Annotated element entries

* * * * * * *

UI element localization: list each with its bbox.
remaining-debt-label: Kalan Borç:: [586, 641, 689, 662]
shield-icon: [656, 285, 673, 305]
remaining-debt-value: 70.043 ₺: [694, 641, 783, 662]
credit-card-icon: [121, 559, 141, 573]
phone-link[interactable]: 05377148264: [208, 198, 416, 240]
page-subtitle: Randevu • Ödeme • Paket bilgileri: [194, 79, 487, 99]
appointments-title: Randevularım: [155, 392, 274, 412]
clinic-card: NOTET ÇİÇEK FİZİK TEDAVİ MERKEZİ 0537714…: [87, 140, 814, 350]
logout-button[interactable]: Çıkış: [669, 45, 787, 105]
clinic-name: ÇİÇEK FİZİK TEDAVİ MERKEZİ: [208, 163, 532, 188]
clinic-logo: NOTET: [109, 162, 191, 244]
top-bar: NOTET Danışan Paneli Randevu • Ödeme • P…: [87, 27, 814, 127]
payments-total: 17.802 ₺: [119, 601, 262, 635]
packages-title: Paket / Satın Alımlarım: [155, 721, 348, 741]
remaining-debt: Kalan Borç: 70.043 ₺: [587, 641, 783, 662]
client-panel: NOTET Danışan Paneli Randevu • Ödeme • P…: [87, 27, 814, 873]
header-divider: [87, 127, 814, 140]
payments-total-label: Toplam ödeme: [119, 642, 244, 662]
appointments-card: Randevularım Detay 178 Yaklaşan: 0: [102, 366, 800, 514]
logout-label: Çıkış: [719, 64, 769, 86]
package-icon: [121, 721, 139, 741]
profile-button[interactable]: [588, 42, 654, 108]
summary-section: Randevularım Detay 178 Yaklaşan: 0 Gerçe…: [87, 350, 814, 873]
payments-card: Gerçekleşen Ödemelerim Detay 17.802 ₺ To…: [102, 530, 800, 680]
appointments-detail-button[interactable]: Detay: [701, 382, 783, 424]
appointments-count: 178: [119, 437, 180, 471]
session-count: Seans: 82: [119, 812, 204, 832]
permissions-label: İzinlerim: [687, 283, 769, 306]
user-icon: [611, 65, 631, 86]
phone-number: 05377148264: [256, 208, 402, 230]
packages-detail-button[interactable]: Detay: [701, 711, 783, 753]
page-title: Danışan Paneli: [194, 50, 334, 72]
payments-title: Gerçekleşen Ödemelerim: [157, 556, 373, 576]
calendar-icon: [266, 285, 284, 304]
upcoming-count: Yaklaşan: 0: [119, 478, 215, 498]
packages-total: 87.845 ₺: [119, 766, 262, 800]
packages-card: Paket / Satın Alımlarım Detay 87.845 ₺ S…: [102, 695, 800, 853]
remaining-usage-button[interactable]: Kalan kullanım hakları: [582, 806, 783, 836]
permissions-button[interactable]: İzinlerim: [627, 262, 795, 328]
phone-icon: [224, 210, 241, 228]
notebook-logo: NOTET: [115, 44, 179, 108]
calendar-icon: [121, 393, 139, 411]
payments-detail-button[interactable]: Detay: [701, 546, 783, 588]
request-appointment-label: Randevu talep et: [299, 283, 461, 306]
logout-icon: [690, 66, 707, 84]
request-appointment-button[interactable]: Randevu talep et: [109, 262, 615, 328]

* * * * * * *

The exercise: Format the lines above as a numbered list, omitting any blank lines.

Full solution:
1. UI element localization: list each with its bbox.
2. remaining-debt-label: Kalan Borç:: [586, 641, 689, 662]
3. shield-icon: [656, 285, 673, 305]
4. remaining-debt-value: 70.043 ₺: [694, 641, 783, 662]
5. credit-card-icon: [121, 559, 141, 573]
6. phone-link[interactable]: 05377148264: [208, 198, 416, 240]
7. page-subtitle: Randevu • Ödeme • Paket bilgileri: [194, 79, 487, 99]
8. appointments-title: Randevularım: [155, 392, 274, 412]
9. clinic-card: NOTET ÇİÇEK FİZİK TEDAVİ MERKEZİ 0537714…: [87, 140, 814, 350]
10. logout-button[interactable]: Çıkış: [669, 45, 787, 105]
11. clinic-name: ÇİÇEK FİZİK TEDAVİ MERKEZİ: [208, 163, 532, 188]
12. clinic-logo: NOTET: [109, 162, 191, 244]
13. top-bar: NOTET Danışan Paneli Randevu • Ödeme • P…: [87, 27, 814, 127]
14. payments-total: 17.802 ₺: [119, 601, 262, 635]
15. packages-title: Paket / Satın Alımlarım: [155, 721, 348, 741]
16. remaining-debt: Kalan Borç: 70.043 ₺: [587, 641, 783, 662]
17. client-panel: NOTET Danışan Paneli Randevu • Ödeme • P…: [87, 27, 814, 873]
18. header-divider: [87, 127, 814, 140]
19. payments-total-label: Toplam ödeme: [119, 642, 244, 662]
20. appointments-card: Randevularım Detay 178 Yaklaşan: 0: [102, 366, 800, 514]
21. logout-label: Çıkış: [719, 64, 769, 86]
22. package-icon: [121, 721, 139, 741]
23. profile-button[interactable]: [588, 42, 654, 108]
24. summary-section: Randevularım Detay 178 Yaklaşan: 0 Gerçe…: [87, 350, 814, 873]
25. payments-card: Gerçekleşen Ödemelerim Detay 17.802 ₺ To…: [102, 530, 800, 680]
26. appointments-detail-button[interactable]: Detay: [701, 382, 783, 424]
27. appointments-count: 178: [119, 437, 180, 471]
28. session-count: Seans: 82: [119, 812, 204, 832]
29. permissions-label: İzinlerim: [687, 283, 769, 306]
30. user-icon: [611, 65, 631, 86]
31. phone-number: 05377148264: [256, 208, 402, 230]
32. packages-detail-button[interactable]: Detay: [701, 711, 783, 753]
33. page-title: Danışan Paneli: [194, 50, 334, 72]
34. payments-title: Gerçekleşen Ödemelerim: [157, 556, 373, 576]
35. calendar-icon: [266, 285, 284, 304]
36. upcoming-count: Yaklaşan: 0: [119, 478, 215, 498]
37. packages-total: 87.845 ₺: [119, 766, 262, 800]
38. packages-card: Paket / Satın Alımlarım Detay 87.845 ₺ S…: [102, 695, 800, 853]
39. remaining-usage-button[interactable]: Kalan kullanım hakları: [582, 806, 783, 836]
40. permissions-button[interactable]: İzinlerim: [627, 262, 795, 328]
41. phone-icon: [224, 210, 241, 228]
42. notebook-logo: NOTET: [115, 44, 179, 108]
43. calendar-icon: [121, 393, 139, 411]
44. payments-detail-button[interactable]: Detay: [701, 546, 783, 588]
45. request-appointment-label: Randevu talep et: [299, 283, 461, 306]
46. logout-icon: [690, 66, 707, 84]
47. request-appointment-button[interactable]: Randevu talep et: [109, 262, 615, 328]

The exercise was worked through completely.